▸ **INSTRUCTIONS TO FOLLOW**
Which lines hold the word "this"? Show each of them.
[Begin DATA PROVIDED]
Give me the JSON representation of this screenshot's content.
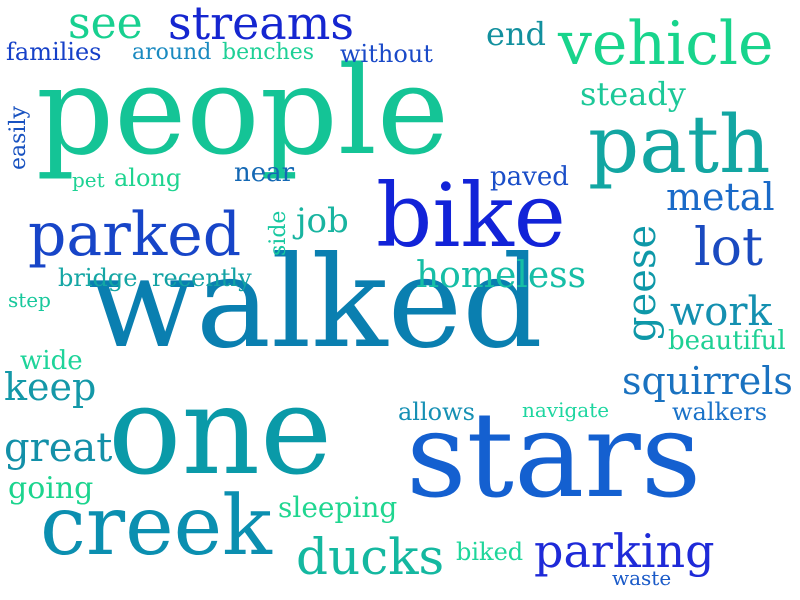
{
  "words": [
    {
      "text": "walked",
      "color": "#0a7fb0"
    },
    {
      "text": "one",
      "color": "#0a9aa8"
    },
    {
      "text": "stars",
      "color": "#1460d0"
    },
    {
      "text": "people",
      "color": "#14c496"
    },
    {
      "text": "bike",
      "color": "#1223d8"
    },
    {
      "text": "creek",
      "color": "#0b8fb0"
    },
    {
      "text": "path",
      "color": "#12a6a2"
    },
    {
      "text": "vehicle",
      "color": "#18d48c"
    },
    {
      "text": "parked",
      "color": "#1745c8"
    },
    {
      "text": "streams",
      "color": "#1526d0"
    },
    {
      "text": "parking",
      "color": "#1e2ad8"
    },
    {
      "text": "ducks",
      "color": "#14b8a0"
    },
    {
      "text": "squirrels",
      "color": "#1a72c0"
    },
    {
      "text": "lot",
      "color": "#1a4ac0"
    },
    {
      "text": "geese",
      "color": "#0e98a8"
    },
    {
      "text": "see",
      "color": "#18d090"
    },
    {
      "text": "metal",
      "color": "#1a6ac8"
    },
    {
      "text": "homeless",
      "color": "#16bea6"
    },
    {
      "text": "work",
      "color": "#1490b0"
    },
    {
      "text": "great",
      "color": "#1390a8"
    },
    {
      "text": "keep",
      "color": "#1498a8"
    },
    {
      "text": "steady",
      "color": "#1cc898"
    },
    {
      "text": "going",
      "color": "#1cd48e"
    },
    {
      "text": "sleeping",
      "color": "#20d690"
    },
    {
      "text": "beautiful",
      "color": "#1ed094"
    },
    {
      "text": "job",
      "color": "#18b4a0"
    },
    {
      "text": "end",
      "color": "#12909e"
    },
    {
      "text": "walkers",
      "color": "#1a72c8"
    },
    {
      "text": "bridge",
      "color": "#14a6a4"
    },
    {
      "text": "recently",
      "color": "#12a2a4"
    },
    {
      "text": "families",
      "color": "#1540c8"
    },
    {
      "text": "around",
      "color": "#1a8ac0"
    },
    {
      "text": "benches",
      "color": "#1ed096"
    },
    {
      "text": "without",
      "color": "#1a4ac8"
    },
    {
      "text": "near",
      "color": "#1468b4"
    },
    {
      "text": "paved",
      "color": "#1a4ec8"
    },
    {
      "text": "along",
      "color": "#1ed490"
    },
    {
      "text": "pet",
      "color": "#1ed294"
    },
    {
      "text": "wide",
      "color": "#1ed49a"
    },
    {
      "text": "allows",
      "color": "#1690b4"
    },
    {
      "text": "navigate",
      "color": "#1ed6a0"
    },
    {
      "text": "biked",
      "color": "#1ed69a"
    },
    {
      "text": "waste",
      "color": "#1a5ac8"
    },
    {
      "text": "step",
      "color": "#18c89c"
    },
    {
      "text": "easily",
      "color": "#1852c0"
    },
    {
      "text": "side",
      "color": "#18c8a0"
    }
  ]
}
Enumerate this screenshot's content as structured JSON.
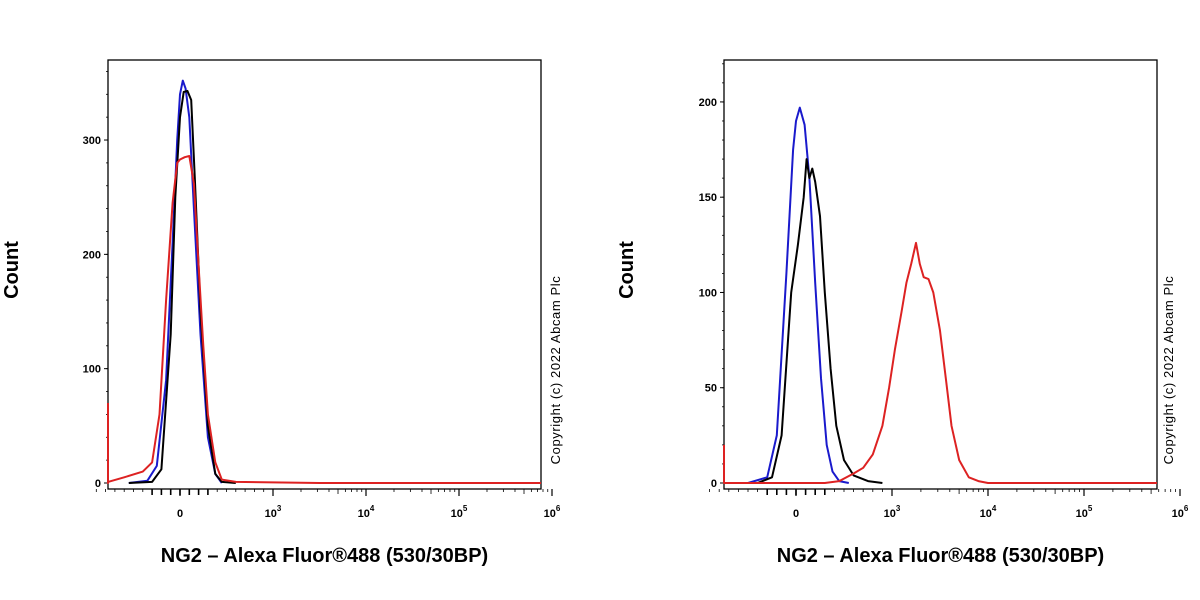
{
  "chart_data": [
    {
      "type": "line",
      "xlabel": "NG2 – Alexa Fluor®488 (530/30BP)",
      "ylabel": "Count",
      "copyright": "Copyright (c) 2022 Abcam Plc",
      "x_scale": "biexponential",
      "x_tick_labels": [
        "0",
        "10^3",
        "10^4",
        "10^5",
        "10^6"
      ],
      "y_ticks": [
        0,
        100,
        200,
        300
      ],
      "ylim": [
        0,
        370
      ],
      "series": [
        {
          "color": "#1a1acc",
          "values": [
            [
              -0.55,
              0
            ],
            [
              -0.35,
              2
            ],
            [
              -0.25,
              15
            ],
            [
              -0.15,
              90
            ],
            [
              -0.08,
              210
            ],
            [
              -0.03,
              300
            ],
            [
              0.0,
              340
            ],
            [
              0.03,
              352
            ],
            [
              0.06,
              345
            ],
            [
              0.1,
              320
            ],
            [
              0.15,
              240
            ],
            [
              0.22,
              130
            ],
            [
              0.3,
              40
            ],
            [
              0.38,
              8
            ],
            [
              0.45,
              0
            ]
          ]
        },
        {
          "color": "#000000",
          "values": [
            [
              -0.55,
              0
            ],
            [
              -0.3,
              1
            ],
            [
              -0.2,
              12
            ],
            [
              -0.1,
              130
            ],
            [
              -0.05,
              250
            ],
            [
              0.0,
              320
            ],
            [
              0.04,
              342
            ],
            [
              0.08,
              343
            ],
            [
              0.12,
              335
            ],
            [
              0.16,
              265
            ],
            [
              0.22,
              150
            ],
            [
              0.3,
              50
            ],
            [
              0.38,
              8
            ],
            [
              0.45,
              1
            ],
            [
              0.6,
              0
            ]
          ]
        },
        {
          "color": "#dd2222",
          "values": [
            [
              -1.0,
              70
            ],
            [
              -0.98,
              25
            ],
            [
              -0.95,
              3
            ],
            [
              -0.9,
              0
            ],
            [
              -0.8,
              1
            ],
            [
              -0.6,
              5
            ],
            [
              -0.4,
              10
            ],
            [
              -0.3,
              18
            ],
            [
              -0.22,
              60
            ],
            [
              -0.15,
              160
            ],
            [
              -0.08,
              245
            ],
            [
              -0.03,
              280
            ],
            [
              0.0,
              283
            ],
            [
              0.05,
              285
            ],
            [
              0.1,
              286
            ],
            [
              0.15,
              262
            ],
            [
              0.2,
              190
            ],
            [
              0.25,
              120
            ],
            [
              0.3,
              60
            ],
            [
              0.38,
              18
            ],
            [
              0.45,
              3
            ],
            [
              0.6,
              1
            ],
            [
              1.5,
              0
            ],
            [
              3.0,
              0
            ],
            [
              4.0,
              0
            ]
          ]
        }
      ]
    },
    {
      "type": "line",
      "xlabel": "NG2 – Alexa Fluor®488 (530/30BP)",
      "ylabel": "Count",
      "copyright": "Copyright (c) 2022 Abcam Plc",
      "x_scale": "biexponential",
      "x_tick_labels": [
        "0",
        "10^3",
        "10^4",
        "10^5",
        "10^6"
      ],
      "y_ticks": [
        0,
        50,
        100,
        150,
        200
      ],
      "ylim": [
        0,
        222
      ],
      "series": [
        {
          "color": "#1a1acc",
          "values": [
            [
              -0.5,
              0
            ],
            [
              -0.3,
              3
            ],
            [
              -0.2,
              25
            ],
            [
              -0.1,
              110
            ],
            [
              -0.03,
              175
            ],
            [
              0.0,
              190
            ],
            [
              0.04,
              197
            ],
            [
              0.09,
              188
            ],
            [
              0.14,
              160
            ],
            [
              0.2,
              105
            ],
            [
              0.26,
              55
            ],
            [
              0.32,
              20
            ],
            [
              0.38,
              6
            ],
            [
              0.45,
              1
            ],
            [
              0.55,
              0
            ]
          ]
        },
        {
          "color": "#000000",
          "values": [
            [
              -0.4,
              0
            ],
            [
              -0.25,
              3
            ],
            [
              -0.15,
              25
            ],
            [
              -0.05,
              100
            ],
            [
              0.02,
              125
            ],
            [
              0.08,
              150
            ],
            [
              0.11,
              170
            ],
            [
              0.14,
              160
            ],
            [
              0.17,
              165
            ],
            [
              0.2,
              158
            ],
            [
              0.25,
              140
            ],
            [
              0.3,
              100
            ],
            [
              0.36,
              60
            ],
            [
              0.42,
              30
            ],
            [
              0.5,
              12
            ],
            [
              0.6,
              4
            ],
            [
              0.75,
              1
            ],
            [
              0.9,
              0
            ]
          ]
        },
        {
          "color": "#dd2222",
          "values": [
            [
              -1.0,
              20
            ],
            [
              -0.98,
              6
            ],
            [
              -0.95,
              0
            ],
            [
              0.3,
              0
            ],
            [
              0.45,
              1
            ],
            [
              0.6,
              5
            ],
            [
              0.7,
              8
            ],
            [
              0.8,
              15
            ],
            [
              0.9,
              30
            ],
            [
              0.97,
              50
            ],
            [
              1.03,
              70
            ],
            [
              1.1,
              90
            ],
            [
              1.15,
              105
            ],
            [
              1.2,
              115
            ],
            [
              1.25,
              126
            ],
            [
              1.29,
              115
            ],
            [
              1.33,
              108
            ],
            [
              1.38,
              107
            ],
            [
              1.43,
              100
            ],
            [
              1.5,
              80
            ],
            [
              1.56,
              55
            ],
            [
              1.62,
              30
            ],
            [
              1.7,
              12
            ],
            [
              1.8,
              3
            ],
            [
              1.9,
              1
            ],
            [
              2.0,
              0
            ],
            [
              4.0,
              0
            ]
          ]
        }
      ]
    }
  ]
}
[End DATA PROVIDED]
▸ **TASK OUTPUT**
Give me the JSON representation of this screenshot's content.
Enumerate this screenshot's content as structured JSON.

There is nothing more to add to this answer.